* Start RECORDS PROVIDED *

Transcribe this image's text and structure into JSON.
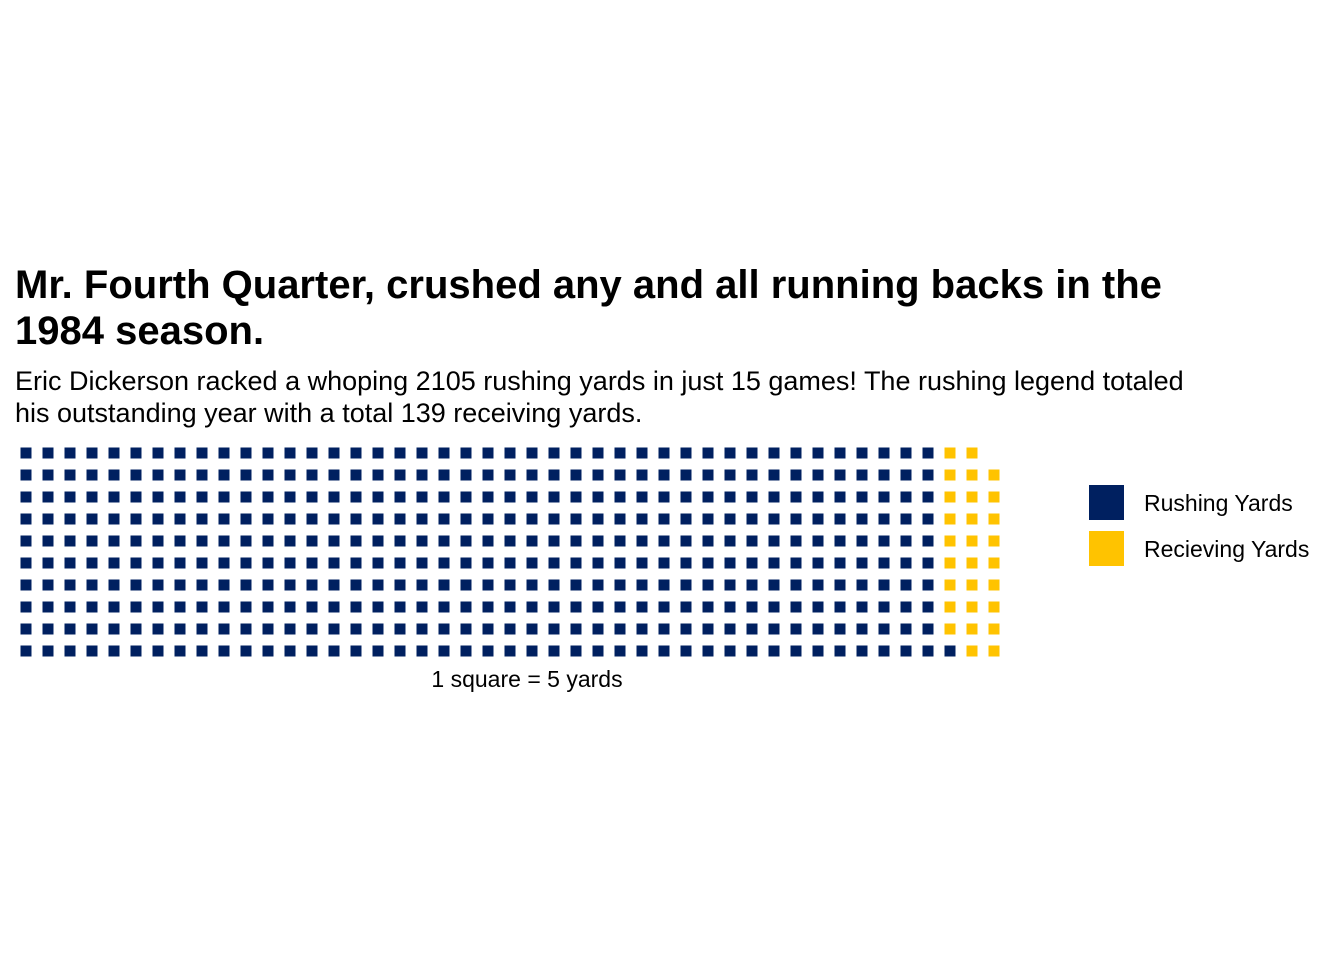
{
  "chart_data": {
    "type": "waffle",
    "title": "Mr. Fourth Quarter, crushed any and all running backs in the 1984 season.",
    "subtitle": "Eric Dickerson racked a whoping 2105 rushing yards in just 15 games! The rushing legend totaled his outstanding year with a total 139 receiving yards.",
    "xlabel": "1 square = 5 yards",
    "rows": 10,
    "fill_order": "column-wise, bottom to top",
    "series": [
      {
        "name": "Rushing Yards",
        "yards": 2105,
        "squares": 421,
        "color": "#002060"
      },
      {
        "name": "Recieving Yards",
        "yards": 139,
        "squares": 28,
        "color": "#FFC300"
      }
    ],
    "legend_position": "right"
  }
}
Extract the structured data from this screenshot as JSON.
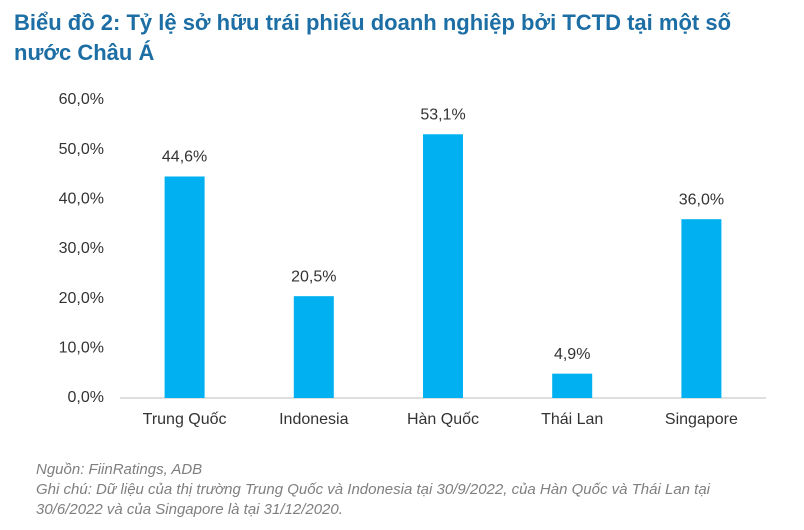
{
  "chart_data": {
    "type": "bar",
    "title": "Biểu đồ 2: Tỷ lệ sở hữu trái phiếu doanh nghiệp bởi TCTD tại một số nước Châu Á",
    "categories": [
      "Trung Quốc",
      "Indonesia",
      "Hàn Quốc",
      "Thái Lan",
      "Singapore"
    ],
    "values": [
      44.6,
      20.5,
      53.1,
      4.9,
      36.0
    ],
    "value_labels": [
      "44,6%",
      "20,5%",
      "53,1%",
      "4,9%",
      "36,0%"
    ],
    "color": "#00b0f0",
    "ylim": [
      0,
      60
    ],
    "yticks": [
      {
        "value": 0,
        "label": "0,0%"
      },
      {
        "value": 10,
        "label": "10,0%"
      },
      {
        "value": 20,
        "label": "20,0%"
      },
      {
        "value": 30,
        "label": "30,0%"
      },
      {
        "value": 40,
        "label": "40,0%"
      },
      {
        "value": 50,
        "label": "50,0%"
      },
      {
        "value": 60,
        "label": "60,0%"
      }
    ],
    "grid": false,
    "source": "Nguồn: FiinRatings, ADB",
    "note": "Ghi chú: Dữ liệu của thị trường Trung Quốc và Indonesia tại 30/9/2022, của Hàn Quốc và Thái Lan tại 30/6/2022 và của Singapore là tại 31/12/2020."
  }
}
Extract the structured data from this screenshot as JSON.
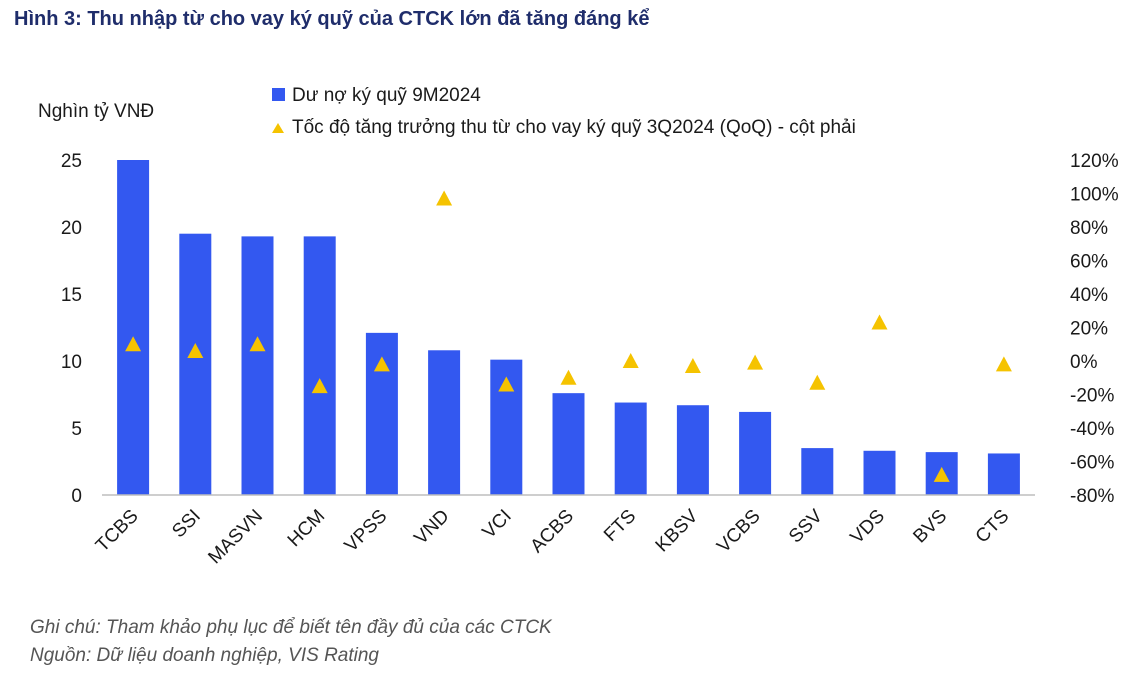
{
  "figure": {
    "title": "Hình 3: Thu nhập từ cho vay ký quỹ của CTCK lớn đã tăng đáng kể",
    "note": "Ghi chú: Tham khảo phụ lục để biết tên đầy đủ của các CTCK",
    "source": "Nguồn: Dữ liệu doanh nghiệp, VIS Rating"
  },
  "colors": {
    "bar": "#3358f0",
    "marker": "#f5c300",
    "axis": "#bdbdbd",
    "text": "#1a1a1a"
  },
  "chart_data": {
    "type": "bar",
    "categories": [
      "TCBS",
      "SSI",
      "MASVN",
      "HCM",
      "VPSS",
      "VND",
      "VCI",
      "ACBS",
      "FTS",
      "KBSV",
      "VCBS",
      "SSV",
      "VDS",
      "BVS",
      "CTS"
    ],
    "ylabel": "Nghìn tỷ VNĐ",
    "ylim": [
      0,
      25
    ],
    "yticks": [
      0,
      5,
      10,
      15,
      20,
      25
    ],
    "y2lim": [
      -80,
      120
    ],
    "y2ticks": [
      -80,
      -60,
      -40,
      -20,
      0,
      20,
      40,
      60,
      80,
      100,
      120
    ],
    "y2tick_suffix": "%",
    "legend_position": "top",
    "grid": false,
    "series": [
      {
        "name": "Dư nợ ký quỹ 9M2024",
        "type": "bar",
        "axis": "left",
        "values": [
          25.0,
          19.5,
          19.3,
          19.3,
          12.1,
          10.8,
          10.1,
          7.6,
          6.9,
          6.7,
          6.2,
          3.5,
          3.3,
          3.2,
          3.1
        ]
      },
      {
        "name": "Tốc độ tăng trưởng thu từ cho vay ký quỹ 3Q2024 (QoQ) - cột phải",
        "type": "scatter",
        "marker": "triangle",
        "axis": "right",
        "values": [
          10,
          6,
          10,
          -15,
          -2,
          97,
          -14,
          -10,
          0,
          -3,
          -1,
          -13,
          23,
          -68,
          -2
        ]
      }
    ]
  }
}
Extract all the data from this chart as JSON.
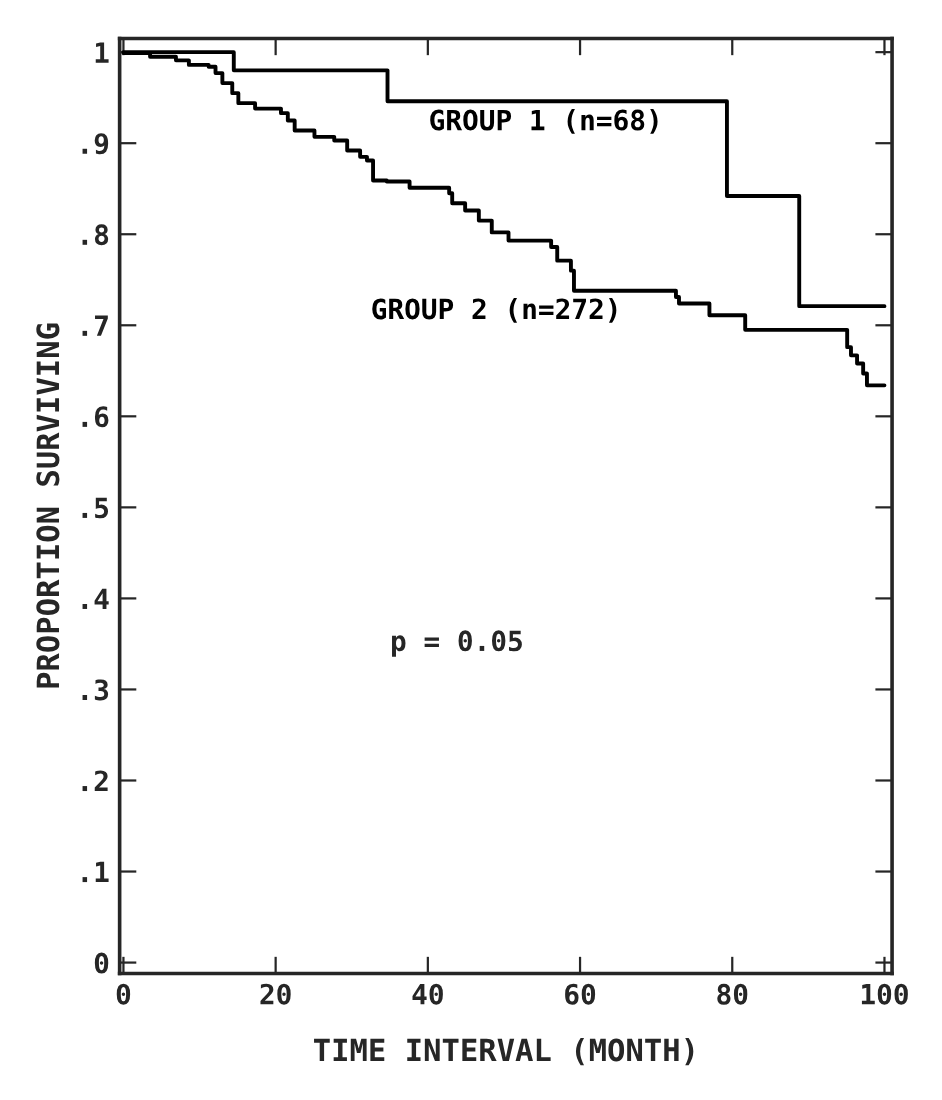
{
  "chart_data": {
    "type": "step",
    "xlabel": "TIME INTERVAL (MONTH)",
    "ylabel": "PROPORTION SURVIVING",
    "annotations": [
      "p = 0.05"
    ],
    "series": [
      {
        "name": "GROUP 1 (n=68)",
        "color": "#000000",
        "x": [
          0,
          14.5,
          34.7,
          79.3,
          88.8,
          100
        ],
        "values": [
          1.0,
          0.98,
          0.946,
          0.842,
          0.721,
          0.721
        ]
      },
      {
        "name": "GROUP 2 (n=272)",
        "color": "#000000",
        "x": [
          0,
          3.5,
          6.9,
          8.6,
          11.2,
          12.1,
          13.0,
          14.3,
          15.1,
          17.3,
          20.7,
          21.6,
          22.5,
          25.1,
          27.7,
          29.4,
          31.1,
          32.0,
          32.8,
          34.6,
          37.6,
          42.8,
          43.2,
          44.9,
          46.7,
          48.4,
          50.6,
          56.2,
          57.0,
          58.8,
          59.2,
          72.6,
          73.0,
          77.0,
          81.7,
          95.1,
          95.6,
          96.4,
          97.2,
          97.7,
          100
        ],
        "values": [
          0.999,
          0.995,
          0.991,
          0.986,
          0.984,
          0.977,
          0.966,
          0.955,
          0.944,
          0.938,
          0.933,
          0.925,
          0.914,
          0.907,
          0.903,
          0.892,
          0.885,
          0.881,
          0.859,
          0.858,
          0.851,
          0.845,
          0.834,
          0.826,
          0.815,
          0.802,
          0.793,
          0.786,
          0.771,
          0.76,
          0.738,
          0.731,
          0.724,
          0.711,
          0.695,
          0.676,
          0.667,
          0.658,
          0.647,
          0.634,
          0.634
        ]
      }
    ],
    "xlim": [
      -0.5,
      101
    ],
    "ylim": [
      -0.012,
      1.015
    ],
    "xticks": [
      0,
      20,
      40,
      60,
      80,
      100
    ],
    "yticks": [
      0,
      {
        "value": 0.1,
        "label": ".1"
      },
      {
        "value": 0.2,
        "label": ".2"
      },
      {
        "value": 0.3,
        "label": ".3"
      },
      {
        "value": 0.4,
        "label": ".4"
      },
      {
        "value": 0.5,
        "label": ".5"
      },
      {
        "value": 0.6,
        "label": ".6"
      },
      {
        "value": 0.7,
        "label": ".7"
      },
      {
        "value": 0.8,
        "label": ".8"
      },
      {
        "value": 0.9,
        "label": ".9"
      },
      1
    ],
    "grid": false,
    "legend": false
  }
}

* End RECORDS PROVIDED *

=== REQUIRED WORK ===
Go back to the records above and write them out exactly, without the pictures.

=== COMPLETE ANSWER ===
Transcribe this image's text and structure into JSON.
{
  "chart_data": {
    "type": "waffle",
    "title": "Mr. Fourth Quarter, crushed any and all running backs in the 1984 season.",
    "subtitle": "Eric Dickerson racked a whoping 2105 rushing yards in just 15 games! The rushing legend totaled his outstanding year with a total 139 receiving yards.",
    "xlabel": "1 square = 5 yards",
    "rows": 10,
    "fill_order": "column-wise, bottom to top",
    "series": [
      {
        "name": "Rushing Yards",
        "yards": 2105,
        "squares": 421,
        "color": "#002060"
      },
      {
        "name": "Recieving Yards",
        "yards": 139,
        "squares": 28,
        "color": "#FFC300"
      }
    ],
    "legend_position": "right"
  }
}
Extract the structured data from this screenshot as JSON.
{
  "chart_data": {
    "type": "bar",
    "title": "Biểu đồ 2: Tỷ lệ sở hữu trái phiếu doanh nghiệp bởi TCTD tại một số nước Châu Á",
    "categories": [
      "Trung Quốc",
      "Indonesia",
      "Hàn Quốc",
      "Thái Lan",
      "Singapore"
    ],
    "values": [
      44.6,
      20.5,
      53.1,
      4.9,
      36.0
    ],
    "value_labels": [
      "44,6%",
      "20,5%",
      "53,1%",
      "4,9%",
      "36,0%"
    ],
    "color": "#00b0f0",
    "ylim": [
      0,
      60
    ],
    "yticks": [
      {
        "value": 0,
        "label": "0,0%"
      },
      {
        "value": 10,
        "label": "10,0%"
      },
      {
        "value": 20,
        "label": "20,0%"
      },
      {
        "value": 30,
        "label": "30,0%"
      },
      {
        "value": 40,
        "label": "40,0%"
      },
      {
        "value": 50,
        "label": "50,0%"
      },
      {
        "value": 60,
        "label": "60,0%"
      }
    ],
    "grid": false,
    "source": "Nguồn: FiinRatings, ADB",
    "note": "Ghi chú: Dữ liệu của thị trường Trung Quốc và Indonesia tại 30/9/2022, của Hàn Quốc và Thái Lan tại 30/6/2022 và của Singapore là tại 31/12/2020."
  }
}
Extract the structured data from this screenshot as JSON.
{
  "figure": {
    "title": "Hình 3: Thu nhập từ cho vay ký quỹ của CTCK lớn đã tăng đáng kể",
    "note": "Ghi chú: Tham khảo phụ lục để biết tên đầy đủ của các CTCK",
    "source": "Nguồn: Dữ liệu doanh nghiệp, VIS Rating"
  },
  "colors": {
    "bar": "#3358f0",
    "marker": "#f5c300",
    "axis": "#bdbdbd",
    "text": "#1a1a1a"
  },
  "chart_data": {
    "type": "bar",
    "categories": [
      "TCBS",
      "SSI",
      "MASVN",
      "HCM",
      "VPSS",
      "VND",
      "VCI",
      "ACBS",
      "FTS",
      "KBSV",
      "VCBS",
      "SSV",
      "VDS",
      "BVS",
      "CTS"
    ],
    "ylabel": "Nghìn tỷ VNĐ",
    "ylim": [
      0,
      25
    ],
    "yticks": [
      0,
      5,
      10,
      15,
      20,
      25
    ],
    "y2lim": [
      -80,
      120
    ],
    "y2ticks": [
      -80,
      -60,
      -40,
      -20,
      0,
      20,
      40,
      60,
      80,
      100,
      120
    ],
    "y2tick_suffix": "%",
    "legend_position": "top",
    "grid": false,
    "series": [
      {
        "name": "Dư nợ ký quỹ 9M2024",
        "type": "bar",
        "axis": "left",
        "values": [
          25.0,
          19.5,
          19.3,
          19.3,
          12.1,
          10.8,
          10.1,
          7.6,
          6.9,
          6.7,
          6.2,
          3.5,
          3.3,
          3.2,
          3.1
        ]
      },
      {
        "name": "Tốc độ tăng trưởng thu từ cho vay ký quỹ 3Q2024 (QoQ) - cột phải",
        "type": "scatter",
        "marker": "triangle",
        "axis": "right",
        "values": [
          10,
          6,
          10,
          -15,
          -2,
          97,
          -14,
          -10,
          0,
          -3,
          -1,
          -13,
          23,
          -68,
          -2
        ]
      }
    ]
  }
}
Extract all the data from this chart as JSON.
{
  "chart_data": {
    "type": "step",
    "xlabel": "TIME INTERVAL (MONTH)",
    "ylabel": "PROPORTION SURVIVING",
    "annotations": [
      "p = 0.05"
    ],
    "series": [
      {
        "name": "GROUP 1 (n=68)",
        "color": "#000000",
        "x": [
          0,
          14.5,
          34.7,
          79.3,
          88.8,
          100
        ],
        "values": [
          1.0,
          0.98,
          0.946,
          0.842,
          0.721,
          0.721
        ]
      },
      {
        "name": "GROUP 2 (n=272)",
        "color": "#000000",
        "x": [
          0,
          3.5,
          6.9,
          8.6,
          11.2,
          12.1,
          13.0,
          14.3,
          15.1,
          17.3,
          20.7,
          21.6,
          22.5,
          25.1,
          27.7,
          29.4,
          31.1,
          32.0,
          32.8,
          34.6,
          37.6,
          42.8,
          43.2,
          44.9,
          46.7,
          48.4,
          50.6,
          56.2,
          57.0,
          58.8,
          59.2,
          72.6,
          73.0,
          77.0,
          81.7,
          95.1,
          95.6,
          96.4,
          97.2,
          97.7,
          100
        ],
        "values": [
          0.999,
          0.995,
          0.991,
          0.986,
          0.984,
          0.977,
          0.966,
          0.955,
          0.944,
          0.938,
          0.933,
          0.925,
          0.914,
          0.907,
          0.903,
          0.892,
          0.885,
          0.881,
          0.859,
          0.858,
          0.851,
          0.845,
          0.834,
          0.826,
          0.815,
          0.802,
          0.793,
          0.786,
          0.771,
          0.76,
          0.738,
          0.731,
          0.724,
          0.711,
          0.695,
          0.676,
          0.667,
          0.658,
          0.647,
          0.634,
          0.634
        ]
      }
    ],
    "xlim": [
      -0.5,
      101
    ],
    "ylim": [
      -0.012,
      1.015
    ],
    "xticks": [
      0,
      20,
      40,
      60,
      80,
      100
    ],
    "yticks": [
      0,
      {
        "value": 0.1,
        "label": ".1"
      },
      {
        "value": 0.2,
        "label": ".2"
      },
      {
        "value": 0.3,
        "label": ".3"
      },
      {
        "value": 0.4,
        "label": ".4"
      },
      {
        "value": 0.5,
        "label": ".5"
      },
      {
        "value": 0.6,
        "label": ".6"
      },
      {
        "value": 0.7,
        "label": ".7"
      },
      {
        "value": 0.8,
        "label": ".8"
      },
      {
        "value": 0.9,
        "label": ".9"
      },
      1
    ],
    "grid": false,
    "legend": false
  }
}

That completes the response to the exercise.